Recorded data
⟨

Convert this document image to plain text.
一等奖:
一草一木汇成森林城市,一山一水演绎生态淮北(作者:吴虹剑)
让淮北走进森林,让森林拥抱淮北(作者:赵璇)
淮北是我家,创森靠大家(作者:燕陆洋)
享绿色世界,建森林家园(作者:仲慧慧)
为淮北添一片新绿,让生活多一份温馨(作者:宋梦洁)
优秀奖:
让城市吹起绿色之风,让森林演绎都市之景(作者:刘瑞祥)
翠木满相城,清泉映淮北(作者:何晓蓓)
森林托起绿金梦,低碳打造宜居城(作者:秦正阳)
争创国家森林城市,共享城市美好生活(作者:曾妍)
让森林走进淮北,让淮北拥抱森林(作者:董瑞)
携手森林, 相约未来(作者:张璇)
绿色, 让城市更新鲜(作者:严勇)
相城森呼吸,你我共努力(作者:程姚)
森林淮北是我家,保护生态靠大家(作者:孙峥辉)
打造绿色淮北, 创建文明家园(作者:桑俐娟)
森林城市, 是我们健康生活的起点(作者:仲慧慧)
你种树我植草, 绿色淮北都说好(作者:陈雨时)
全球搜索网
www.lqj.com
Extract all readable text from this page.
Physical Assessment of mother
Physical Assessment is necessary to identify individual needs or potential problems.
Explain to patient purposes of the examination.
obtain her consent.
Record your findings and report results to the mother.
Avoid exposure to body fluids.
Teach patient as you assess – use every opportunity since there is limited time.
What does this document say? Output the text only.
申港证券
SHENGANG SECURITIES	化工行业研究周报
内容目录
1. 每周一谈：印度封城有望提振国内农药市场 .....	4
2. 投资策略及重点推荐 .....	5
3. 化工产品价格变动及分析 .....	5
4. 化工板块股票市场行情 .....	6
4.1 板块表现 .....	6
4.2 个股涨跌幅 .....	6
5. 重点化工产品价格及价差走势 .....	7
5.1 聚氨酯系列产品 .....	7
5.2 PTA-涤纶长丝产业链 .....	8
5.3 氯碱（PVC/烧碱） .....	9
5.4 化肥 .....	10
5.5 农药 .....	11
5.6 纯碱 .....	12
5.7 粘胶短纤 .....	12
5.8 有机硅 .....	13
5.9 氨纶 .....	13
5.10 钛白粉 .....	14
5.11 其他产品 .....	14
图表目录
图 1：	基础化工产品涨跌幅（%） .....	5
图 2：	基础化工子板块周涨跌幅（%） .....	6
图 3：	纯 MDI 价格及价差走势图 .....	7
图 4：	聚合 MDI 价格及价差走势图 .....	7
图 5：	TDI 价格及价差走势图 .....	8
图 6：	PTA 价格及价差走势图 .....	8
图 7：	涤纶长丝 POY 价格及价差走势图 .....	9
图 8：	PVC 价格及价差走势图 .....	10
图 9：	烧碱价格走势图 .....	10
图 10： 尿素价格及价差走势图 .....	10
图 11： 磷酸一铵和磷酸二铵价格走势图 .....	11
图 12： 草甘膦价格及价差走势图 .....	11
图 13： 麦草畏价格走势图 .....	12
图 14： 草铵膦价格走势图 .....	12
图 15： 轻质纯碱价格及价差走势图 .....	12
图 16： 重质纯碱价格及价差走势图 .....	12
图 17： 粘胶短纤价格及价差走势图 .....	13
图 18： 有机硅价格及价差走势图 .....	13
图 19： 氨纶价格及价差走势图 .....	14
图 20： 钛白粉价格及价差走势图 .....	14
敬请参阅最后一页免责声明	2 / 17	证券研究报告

⟩

— Exercise task —
Take the line that contains "What does this" and each line after it down to the last of the records, and retype them exactly; add nothing else.

— Output below —
What does this document say? Output the text only.
申港证券
SHENGANG SECURITIES	化工行业研究周报
内容目录
1. 每周一谈：印度封城有望提振国内农药市场 .....	4
2. 投资策略及重点推荐 .....	5
3. 化工产品价格变动及分析 .....	5
4. 化工板块股票市场行情 .....	6
4.1 板块表现 .....	6
4.2 个股涨跌幅 .....	6
5. 重点化工产品价格及价差走势 .....	7
5.1 聚氨酯系列产品 .....	7
5.2 PTA-涤纶长丝产业链 .....	8
5.3 氯碱（PVC/烧碱） .....	9
5.4 化肥 .....	10
5.5 农药 .....	11
5.6 纯碱 .....	12
5.7 粘胶短纤 .....	12
5.8 有机硅 .....	13
5.9 氨纶 .....	13
5.10 钛白粉 .....	14
5.11 其他产品 .....	14
图表目录
图 1：	基础化工产品涨跌幅（%） .....	5
图 2：	基础化工子板块周涨跌幅（%） .....	6
图 3：	纯 MDI 价格及价差走势图 .....	7
图 4：	聚合 MDI 价格及价差走势图 .....	7
图 5：	TDI 价格及价差走势图 .....	8
图 6：	PTA 价格及价差走势图 .....	8
图 7：	涤纶长丝 POY 价格及价差走势图 .....	9
图 8：	PVC 价格及价差走势图 .....	10
图 9：	烧碱价格走势图 .....	10
图 10： 尿素价格及价差走势图 .....	10
图 11： 磷酸一铵和磷酸二铵价格走势图 .....	11
图 12： 草甘膦价格及价差走势图 .....	11
图 13： 麦草畏价格走势图 .....	12
图 14： 草铵膦价格走势图 .....	12
图 15： 轻质纯碱价格及价差走势图 .....	12
图 16： 重质纯碱价格及价差走势图 .....	12
图 17： 粘胶短纤价格及价差走势图 .....	13
图 18： 有机硅价格及价差走势图 .....	13
图 19： 氨纶价格及价差走势图 .....	14
图 20： 钛白粉价格及价差走势图 .....	14
敬请参阅最后一页免责声明	2 / 17	证券研究报告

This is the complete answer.